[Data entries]
--- --- ---

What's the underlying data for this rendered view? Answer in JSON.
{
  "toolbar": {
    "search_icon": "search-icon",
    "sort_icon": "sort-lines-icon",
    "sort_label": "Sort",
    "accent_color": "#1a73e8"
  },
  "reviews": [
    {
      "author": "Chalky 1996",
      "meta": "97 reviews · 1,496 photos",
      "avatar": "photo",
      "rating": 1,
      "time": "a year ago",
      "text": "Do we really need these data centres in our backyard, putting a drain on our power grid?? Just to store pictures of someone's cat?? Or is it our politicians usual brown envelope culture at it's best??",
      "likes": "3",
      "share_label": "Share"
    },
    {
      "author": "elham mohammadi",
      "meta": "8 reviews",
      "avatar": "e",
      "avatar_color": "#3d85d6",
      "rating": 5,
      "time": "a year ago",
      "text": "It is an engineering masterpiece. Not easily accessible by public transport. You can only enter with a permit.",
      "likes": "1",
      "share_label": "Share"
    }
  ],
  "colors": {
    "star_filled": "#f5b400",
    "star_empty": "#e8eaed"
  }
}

--- --- ---

Faithfully reproduce all of the records, character for character.

## SOLUTION FOR THIS EXERCISE:
What's the underlying data for this rendered view? Answer in JSON.
{
  "toolbar": {
    "search_icon": "search-icon",
    "sort_icon": "sort-lines-icon",
    "sort_label": "Sort",
    "accent_color": "#1a73e8"
  },
  "reviews": [
    {
      "author": "Chalky 1996",
      "meta": "97 reviews · 1,496 photos",
      "avatar": "photo",
      "rating": 1,
      "time": "a year ago",
      "text": "Do we really need these data centres in our backyard, putting a drain on our power grid?? Just to store pictures of someone's cat?? Or is it our politicians usual brown envelope culture at it's best??",
      "likes": "3",
      "share_label": "Share"
    },
    {
      "author": "elham mohammadi",
      "meta": "8 reviews",
      "avatar": "e",
      "avatar_color": "#3d85d6",
      "rating": 5,
      "time": "a year ago",
      "text": "It is an engineering masterpiece. Not easily accessible by public transport. You can only enter with a permit.",
      "likes": "1",
      "share_label": "Share"
    }
  ],
  "colors": {
    "star_filled": "#f5b400",
    "star_empty": "#e8eaed"
  }
}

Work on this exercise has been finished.